OBJECTIVE:
Transcribe the full listing below exactly.

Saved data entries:
::::
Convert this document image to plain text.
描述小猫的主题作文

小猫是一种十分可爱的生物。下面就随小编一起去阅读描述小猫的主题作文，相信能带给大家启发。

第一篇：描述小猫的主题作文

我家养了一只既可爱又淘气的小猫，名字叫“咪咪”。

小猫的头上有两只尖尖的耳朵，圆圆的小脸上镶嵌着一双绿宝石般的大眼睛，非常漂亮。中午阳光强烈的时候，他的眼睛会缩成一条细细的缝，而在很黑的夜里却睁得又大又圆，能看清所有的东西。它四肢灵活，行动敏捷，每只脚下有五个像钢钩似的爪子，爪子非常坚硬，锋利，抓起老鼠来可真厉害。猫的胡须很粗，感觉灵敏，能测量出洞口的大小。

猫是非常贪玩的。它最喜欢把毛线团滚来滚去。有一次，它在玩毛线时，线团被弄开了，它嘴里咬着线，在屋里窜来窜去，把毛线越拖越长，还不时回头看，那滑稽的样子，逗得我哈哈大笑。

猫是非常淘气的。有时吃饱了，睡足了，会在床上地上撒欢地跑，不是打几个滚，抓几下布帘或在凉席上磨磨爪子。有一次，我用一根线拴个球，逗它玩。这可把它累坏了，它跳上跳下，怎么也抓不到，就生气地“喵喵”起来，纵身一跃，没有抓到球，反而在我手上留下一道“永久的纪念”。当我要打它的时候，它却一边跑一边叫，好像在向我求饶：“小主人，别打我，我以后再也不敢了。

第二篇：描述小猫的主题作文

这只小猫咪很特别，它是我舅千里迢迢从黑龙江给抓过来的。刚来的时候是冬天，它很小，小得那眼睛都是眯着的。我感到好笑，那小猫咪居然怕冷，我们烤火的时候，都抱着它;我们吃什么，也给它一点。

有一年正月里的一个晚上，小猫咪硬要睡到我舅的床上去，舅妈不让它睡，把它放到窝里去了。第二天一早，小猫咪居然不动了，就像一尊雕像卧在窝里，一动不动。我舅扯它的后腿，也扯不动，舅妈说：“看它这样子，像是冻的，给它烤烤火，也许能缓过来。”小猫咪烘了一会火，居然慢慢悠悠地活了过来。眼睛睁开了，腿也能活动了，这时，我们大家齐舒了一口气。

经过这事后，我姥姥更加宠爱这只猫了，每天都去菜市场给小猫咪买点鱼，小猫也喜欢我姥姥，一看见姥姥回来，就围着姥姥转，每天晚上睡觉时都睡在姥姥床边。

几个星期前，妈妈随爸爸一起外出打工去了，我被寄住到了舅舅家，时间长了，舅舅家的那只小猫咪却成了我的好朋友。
::::
PROBLEM SOLUTION:
Convert this document image to plain text.
描述小猫的主题作文

小猫是一种十分可爱的生物。下面就随小编一起去阅读描述小猫的主题作文，相信能带给大家启发。

第一篇：描述小猫的主题作文

我家养了一只既可爱又淘气的小猫，名字叫“咪咪”。

小猫的头上有两只尖尖的耳朵，圆圆的小脸上镶嵌着一双绿宝石般的大眼睛，非常漂亮。中午阳光强烈的时候，他的眼睛会缩成一条细细的缝，而在很黑的夜里却睁得又大又圆，能看清所有的东西。它四肢灵活，行动敏捷，每只脚下有五个像钢钩似的爪子，爪子非常坚硬，锋利，抓起老鼠来可真厉害。猫的胡须很粗，感觉灵敏，能测量出洞口的大小。

猫是非常贪玩的。它最喜欢把毛线团滚来滚去。有一次，它在玩毛线时，线团被弄开了，它嘴里咬着线，在屋里窜来窜去，把毛线越拖越长，还不时回头看，那滑稽的样子，逗得我哈哈大笑。

猫是非常淘气的。有时吃饱了，睡足了，会在床上地上撒欢地跑，不是打几个滚，抓几下布帘或在凉席上磨磨爪子。有一次，我用一根线拴个球，逗它玩。这可把它累坏了，它跳上跳下，怎么也抓不到，就生气地“喵喵”起来，纵身一跃，没有抓到球，反而在我手上留下一道“永久的纪念”。当我要打它的时候，它却一边跑一边叫，好像在向我求饶：“小主人，别打我，我以后再也不敢了。

第二篇：描述小猫的主题作文

这只小猫咪很特别，它是我舅千里迢迢从黑龙江给抓过来的。刚来的时候是冬天，它很小，小得那眼睛都是眯着的。我感到好笑，那小猫咪居然怕冷，我们烤火的时候，都抱着它;我们吃什么，也给它一点。

有一年正月里的一个晚上，小猫咪硬要睡到我舅的床上去，舅妈不让它睡，把它放到窝里去了。第二天一早，小猫咪居然不动了，就像一尊雕像卧在窝里，一动不动。我舅扯它的后腿，也扯不动，舅妈说：“看它这样子，像是冻的，给它烤烤火，也许能缓过来。”小猫咪烘了一会火，居然慢慢悠悠地活了过来。眼睛睁开了，腿也能活动了，这时，我们大家齐舒了一口气。

经过这事后，我姥姥更加宠爱这只猫了，每天都去菜市场给小猫咪买点鱼，小猫也喜欢我姥姥，一看见姥姥回来，就围着姥姥转，每天晚上睡觉时都睡在姥姥床边。

几个星期前，妈妈随爸爸一起外出打工去了，我被寄住到了舅舅家，时间长了，舅舅家的那只小猫咪却成了我的好朋友。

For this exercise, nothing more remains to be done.